- [OBJECTIVE]:
Below are records; state how many of their lines hold the word "December", and give only the figure.

- [EXERCISE MATERIALS]:
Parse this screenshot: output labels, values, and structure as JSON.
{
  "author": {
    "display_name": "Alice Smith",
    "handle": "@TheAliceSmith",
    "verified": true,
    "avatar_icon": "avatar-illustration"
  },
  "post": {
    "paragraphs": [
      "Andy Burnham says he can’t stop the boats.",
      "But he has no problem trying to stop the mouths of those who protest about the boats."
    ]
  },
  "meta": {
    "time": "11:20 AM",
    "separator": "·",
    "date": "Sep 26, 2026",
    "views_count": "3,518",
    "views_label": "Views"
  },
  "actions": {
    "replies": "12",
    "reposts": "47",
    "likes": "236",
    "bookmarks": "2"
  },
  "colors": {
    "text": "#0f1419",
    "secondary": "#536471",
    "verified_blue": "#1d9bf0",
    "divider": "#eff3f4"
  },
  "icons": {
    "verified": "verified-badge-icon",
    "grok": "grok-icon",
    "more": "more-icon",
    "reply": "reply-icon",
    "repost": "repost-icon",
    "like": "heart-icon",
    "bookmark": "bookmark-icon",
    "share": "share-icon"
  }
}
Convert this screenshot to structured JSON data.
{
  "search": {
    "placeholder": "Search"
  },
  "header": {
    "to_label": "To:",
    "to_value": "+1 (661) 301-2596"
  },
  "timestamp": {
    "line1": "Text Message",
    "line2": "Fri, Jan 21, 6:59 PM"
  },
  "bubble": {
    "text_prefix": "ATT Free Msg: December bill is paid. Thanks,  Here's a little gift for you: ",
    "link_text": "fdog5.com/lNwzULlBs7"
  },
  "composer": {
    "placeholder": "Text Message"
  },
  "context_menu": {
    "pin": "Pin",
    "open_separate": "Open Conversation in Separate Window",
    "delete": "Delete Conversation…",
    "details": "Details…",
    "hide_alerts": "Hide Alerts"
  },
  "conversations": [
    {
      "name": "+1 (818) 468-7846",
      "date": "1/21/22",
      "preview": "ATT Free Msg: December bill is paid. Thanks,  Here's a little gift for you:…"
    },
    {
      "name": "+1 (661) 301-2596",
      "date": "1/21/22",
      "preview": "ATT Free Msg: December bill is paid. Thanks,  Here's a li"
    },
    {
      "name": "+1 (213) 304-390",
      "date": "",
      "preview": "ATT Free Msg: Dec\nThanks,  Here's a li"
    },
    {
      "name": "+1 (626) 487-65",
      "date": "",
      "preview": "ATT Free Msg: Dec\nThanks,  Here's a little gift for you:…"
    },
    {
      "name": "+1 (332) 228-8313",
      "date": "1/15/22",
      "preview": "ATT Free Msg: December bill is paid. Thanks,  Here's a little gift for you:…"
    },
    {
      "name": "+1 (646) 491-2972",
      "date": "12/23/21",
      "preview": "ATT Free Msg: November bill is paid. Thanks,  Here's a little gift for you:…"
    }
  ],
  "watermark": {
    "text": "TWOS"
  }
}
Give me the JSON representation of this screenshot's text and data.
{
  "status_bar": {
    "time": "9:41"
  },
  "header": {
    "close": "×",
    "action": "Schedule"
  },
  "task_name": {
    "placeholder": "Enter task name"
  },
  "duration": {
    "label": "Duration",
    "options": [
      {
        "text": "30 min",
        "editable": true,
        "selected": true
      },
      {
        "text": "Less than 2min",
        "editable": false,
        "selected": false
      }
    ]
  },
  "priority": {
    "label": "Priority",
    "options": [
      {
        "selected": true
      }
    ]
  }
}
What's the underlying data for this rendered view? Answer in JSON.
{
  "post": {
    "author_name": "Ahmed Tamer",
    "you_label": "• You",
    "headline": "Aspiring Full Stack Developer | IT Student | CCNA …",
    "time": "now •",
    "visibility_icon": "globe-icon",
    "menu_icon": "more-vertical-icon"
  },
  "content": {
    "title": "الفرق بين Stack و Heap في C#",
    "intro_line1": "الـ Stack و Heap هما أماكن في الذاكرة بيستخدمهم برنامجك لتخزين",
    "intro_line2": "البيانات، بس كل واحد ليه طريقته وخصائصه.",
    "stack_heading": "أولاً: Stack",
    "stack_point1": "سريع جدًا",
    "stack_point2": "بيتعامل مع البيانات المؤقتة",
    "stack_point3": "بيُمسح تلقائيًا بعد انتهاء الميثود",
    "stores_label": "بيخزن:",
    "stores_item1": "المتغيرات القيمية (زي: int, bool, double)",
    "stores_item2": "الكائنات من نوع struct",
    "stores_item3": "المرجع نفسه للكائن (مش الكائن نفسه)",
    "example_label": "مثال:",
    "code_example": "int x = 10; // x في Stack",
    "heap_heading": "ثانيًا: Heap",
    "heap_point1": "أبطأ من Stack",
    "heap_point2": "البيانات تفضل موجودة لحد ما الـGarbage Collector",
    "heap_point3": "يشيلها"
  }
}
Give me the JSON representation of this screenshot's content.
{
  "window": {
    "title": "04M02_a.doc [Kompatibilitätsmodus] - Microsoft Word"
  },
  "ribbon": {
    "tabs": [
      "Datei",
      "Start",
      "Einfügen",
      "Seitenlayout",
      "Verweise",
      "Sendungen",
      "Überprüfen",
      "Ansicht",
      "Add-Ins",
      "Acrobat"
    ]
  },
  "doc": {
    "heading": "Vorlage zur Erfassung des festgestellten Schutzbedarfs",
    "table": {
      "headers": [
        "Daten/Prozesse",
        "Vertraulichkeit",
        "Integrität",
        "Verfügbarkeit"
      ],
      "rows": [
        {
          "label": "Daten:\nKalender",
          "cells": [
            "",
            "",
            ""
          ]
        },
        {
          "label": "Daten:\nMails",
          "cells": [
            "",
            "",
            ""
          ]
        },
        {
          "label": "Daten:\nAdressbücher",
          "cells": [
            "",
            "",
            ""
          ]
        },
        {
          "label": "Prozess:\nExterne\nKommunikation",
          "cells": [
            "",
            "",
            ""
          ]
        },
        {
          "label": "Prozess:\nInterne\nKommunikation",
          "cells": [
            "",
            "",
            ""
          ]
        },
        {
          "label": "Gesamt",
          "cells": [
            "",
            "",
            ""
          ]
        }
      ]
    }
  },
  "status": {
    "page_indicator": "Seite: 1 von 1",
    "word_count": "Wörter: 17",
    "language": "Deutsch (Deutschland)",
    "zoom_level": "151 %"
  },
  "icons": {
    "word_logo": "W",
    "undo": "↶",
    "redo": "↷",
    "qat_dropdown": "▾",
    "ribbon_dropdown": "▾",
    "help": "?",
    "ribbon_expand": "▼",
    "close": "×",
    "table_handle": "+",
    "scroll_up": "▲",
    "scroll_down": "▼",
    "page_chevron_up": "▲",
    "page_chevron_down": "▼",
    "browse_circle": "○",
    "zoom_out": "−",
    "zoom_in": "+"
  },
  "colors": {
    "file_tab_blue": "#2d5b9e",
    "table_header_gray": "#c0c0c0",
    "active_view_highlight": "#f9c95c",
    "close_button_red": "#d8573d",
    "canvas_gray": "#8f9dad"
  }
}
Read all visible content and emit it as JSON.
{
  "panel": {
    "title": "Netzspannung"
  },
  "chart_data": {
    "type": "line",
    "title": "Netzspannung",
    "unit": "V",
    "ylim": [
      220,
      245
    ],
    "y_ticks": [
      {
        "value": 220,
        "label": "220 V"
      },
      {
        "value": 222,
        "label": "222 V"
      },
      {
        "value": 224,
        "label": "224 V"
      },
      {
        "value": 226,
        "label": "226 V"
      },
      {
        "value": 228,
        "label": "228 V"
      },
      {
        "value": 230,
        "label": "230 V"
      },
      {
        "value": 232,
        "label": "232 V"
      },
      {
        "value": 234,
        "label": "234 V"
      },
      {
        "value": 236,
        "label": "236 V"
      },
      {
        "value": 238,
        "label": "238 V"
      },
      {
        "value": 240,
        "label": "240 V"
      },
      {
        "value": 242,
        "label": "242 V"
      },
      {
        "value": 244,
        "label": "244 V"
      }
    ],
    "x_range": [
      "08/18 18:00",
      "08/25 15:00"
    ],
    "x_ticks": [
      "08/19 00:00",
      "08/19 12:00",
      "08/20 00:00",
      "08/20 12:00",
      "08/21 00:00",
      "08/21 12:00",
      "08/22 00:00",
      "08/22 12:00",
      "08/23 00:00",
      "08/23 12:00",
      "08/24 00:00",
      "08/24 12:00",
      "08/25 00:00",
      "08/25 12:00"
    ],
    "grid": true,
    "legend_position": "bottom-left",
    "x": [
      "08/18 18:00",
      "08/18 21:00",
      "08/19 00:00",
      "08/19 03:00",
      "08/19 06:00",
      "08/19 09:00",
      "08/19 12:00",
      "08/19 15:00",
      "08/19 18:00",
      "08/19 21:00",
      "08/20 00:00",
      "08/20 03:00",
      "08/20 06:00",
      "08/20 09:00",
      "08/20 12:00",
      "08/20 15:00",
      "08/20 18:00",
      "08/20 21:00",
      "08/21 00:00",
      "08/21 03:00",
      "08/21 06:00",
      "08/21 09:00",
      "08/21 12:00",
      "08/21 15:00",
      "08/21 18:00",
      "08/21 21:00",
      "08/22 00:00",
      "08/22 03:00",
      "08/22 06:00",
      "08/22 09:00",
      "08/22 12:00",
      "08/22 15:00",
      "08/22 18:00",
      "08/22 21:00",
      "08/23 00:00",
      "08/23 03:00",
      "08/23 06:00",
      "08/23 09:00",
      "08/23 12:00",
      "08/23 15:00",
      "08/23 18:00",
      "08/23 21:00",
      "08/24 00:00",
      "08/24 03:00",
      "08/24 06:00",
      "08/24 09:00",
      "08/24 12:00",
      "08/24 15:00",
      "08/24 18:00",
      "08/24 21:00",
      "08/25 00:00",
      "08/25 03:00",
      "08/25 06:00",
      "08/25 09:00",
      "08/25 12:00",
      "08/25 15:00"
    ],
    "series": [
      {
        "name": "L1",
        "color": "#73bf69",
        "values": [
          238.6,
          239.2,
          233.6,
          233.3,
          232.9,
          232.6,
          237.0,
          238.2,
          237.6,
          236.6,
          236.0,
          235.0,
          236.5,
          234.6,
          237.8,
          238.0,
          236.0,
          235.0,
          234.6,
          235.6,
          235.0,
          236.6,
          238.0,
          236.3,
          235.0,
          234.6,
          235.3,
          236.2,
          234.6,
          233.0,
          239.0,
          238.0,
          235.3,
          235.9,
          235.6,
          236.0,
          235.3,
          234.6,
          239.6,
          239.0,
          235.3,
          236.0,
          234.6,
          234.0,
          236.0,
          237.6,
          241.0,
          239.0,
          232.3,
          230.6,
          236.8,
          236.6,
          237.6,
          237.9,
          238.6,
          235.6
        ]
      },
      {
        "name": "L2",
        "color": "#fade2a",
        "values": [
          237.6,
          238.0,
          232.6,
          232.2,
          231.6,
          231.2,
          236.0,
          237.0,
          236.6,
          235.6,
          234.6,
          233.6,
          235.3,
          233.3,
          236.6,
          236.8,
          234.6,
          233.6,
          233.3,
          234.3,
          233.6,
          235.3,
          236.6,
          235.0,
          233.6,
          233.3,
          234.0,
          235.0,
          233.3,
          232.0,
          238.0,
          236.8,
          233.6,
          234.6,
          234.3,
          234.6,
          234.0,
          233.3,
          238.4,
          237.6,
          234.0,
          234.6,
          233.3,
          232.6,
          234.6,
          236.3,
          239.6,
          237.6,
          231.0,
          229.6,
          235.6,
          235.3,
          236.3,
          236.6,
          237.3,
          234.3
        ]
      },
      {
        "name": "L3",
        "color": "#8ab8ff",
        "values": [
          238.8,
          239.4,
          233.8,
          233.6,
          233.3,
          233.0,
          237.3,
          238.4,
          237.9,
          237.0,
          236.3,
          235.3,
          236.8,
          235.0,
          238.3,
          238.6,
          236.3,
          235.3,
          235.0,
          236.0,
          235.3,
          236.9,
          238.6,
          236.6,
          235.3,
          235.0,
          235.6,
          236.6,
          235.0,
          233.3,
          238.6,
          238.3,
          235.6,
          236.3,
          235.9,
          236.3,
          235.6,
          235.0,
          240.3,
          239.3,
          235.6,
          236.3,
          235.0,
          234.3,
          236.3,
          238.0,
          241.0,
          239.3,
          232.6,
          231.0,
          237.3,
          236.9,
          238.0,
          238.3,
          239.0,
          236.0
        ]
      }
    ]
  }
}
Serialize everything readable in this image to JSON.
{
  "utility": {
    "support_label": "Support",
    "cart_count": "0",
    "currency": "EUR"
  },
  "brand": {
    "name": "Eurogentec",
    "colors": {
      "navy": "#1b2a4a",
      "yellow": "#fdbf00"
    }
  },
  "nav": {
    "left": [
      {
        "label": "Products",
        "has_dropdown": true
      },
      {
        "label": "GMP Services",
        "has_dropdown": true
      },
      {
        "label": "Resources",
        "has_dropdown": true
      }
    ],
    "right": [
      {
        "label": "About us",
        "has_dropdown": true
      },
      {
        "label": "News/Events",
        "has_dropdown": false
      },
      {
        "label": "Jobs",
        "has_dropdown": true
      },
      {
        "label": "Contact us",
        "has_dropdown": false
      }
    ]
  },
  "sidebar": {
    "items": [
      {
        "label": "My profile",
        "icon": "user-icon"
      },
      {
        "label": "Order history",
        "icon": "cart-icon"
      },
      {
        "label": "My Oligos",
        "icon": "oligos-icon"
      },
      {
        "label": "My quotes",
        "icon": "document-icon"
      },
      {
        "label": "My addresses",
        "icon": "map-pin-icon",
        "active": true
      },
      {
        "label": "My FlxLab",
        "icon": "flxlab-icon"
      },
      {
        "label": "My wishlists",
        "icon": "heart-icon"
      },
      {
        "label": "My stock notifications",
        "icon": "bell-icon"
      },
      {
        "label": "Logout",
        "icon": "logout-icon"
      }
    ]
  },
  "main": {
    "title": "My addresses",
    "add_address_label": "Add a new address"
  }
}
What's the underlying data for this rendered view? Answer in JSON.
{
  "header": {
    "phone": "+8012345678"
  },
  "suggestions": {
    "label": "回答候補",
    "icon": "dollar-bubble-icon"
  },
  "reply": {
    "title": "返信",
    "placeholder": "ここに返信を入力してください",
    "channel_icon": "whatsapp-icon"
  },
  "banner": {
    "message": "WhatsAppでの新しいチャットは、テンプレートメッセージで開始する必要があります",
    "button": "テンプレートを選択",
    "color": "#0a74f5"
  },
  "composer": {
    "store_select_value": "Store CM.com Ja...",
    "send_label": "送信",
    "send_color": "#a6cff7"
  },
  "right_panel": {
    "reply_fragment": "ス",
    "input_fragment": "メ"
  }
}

- [TASK RESULT]:
4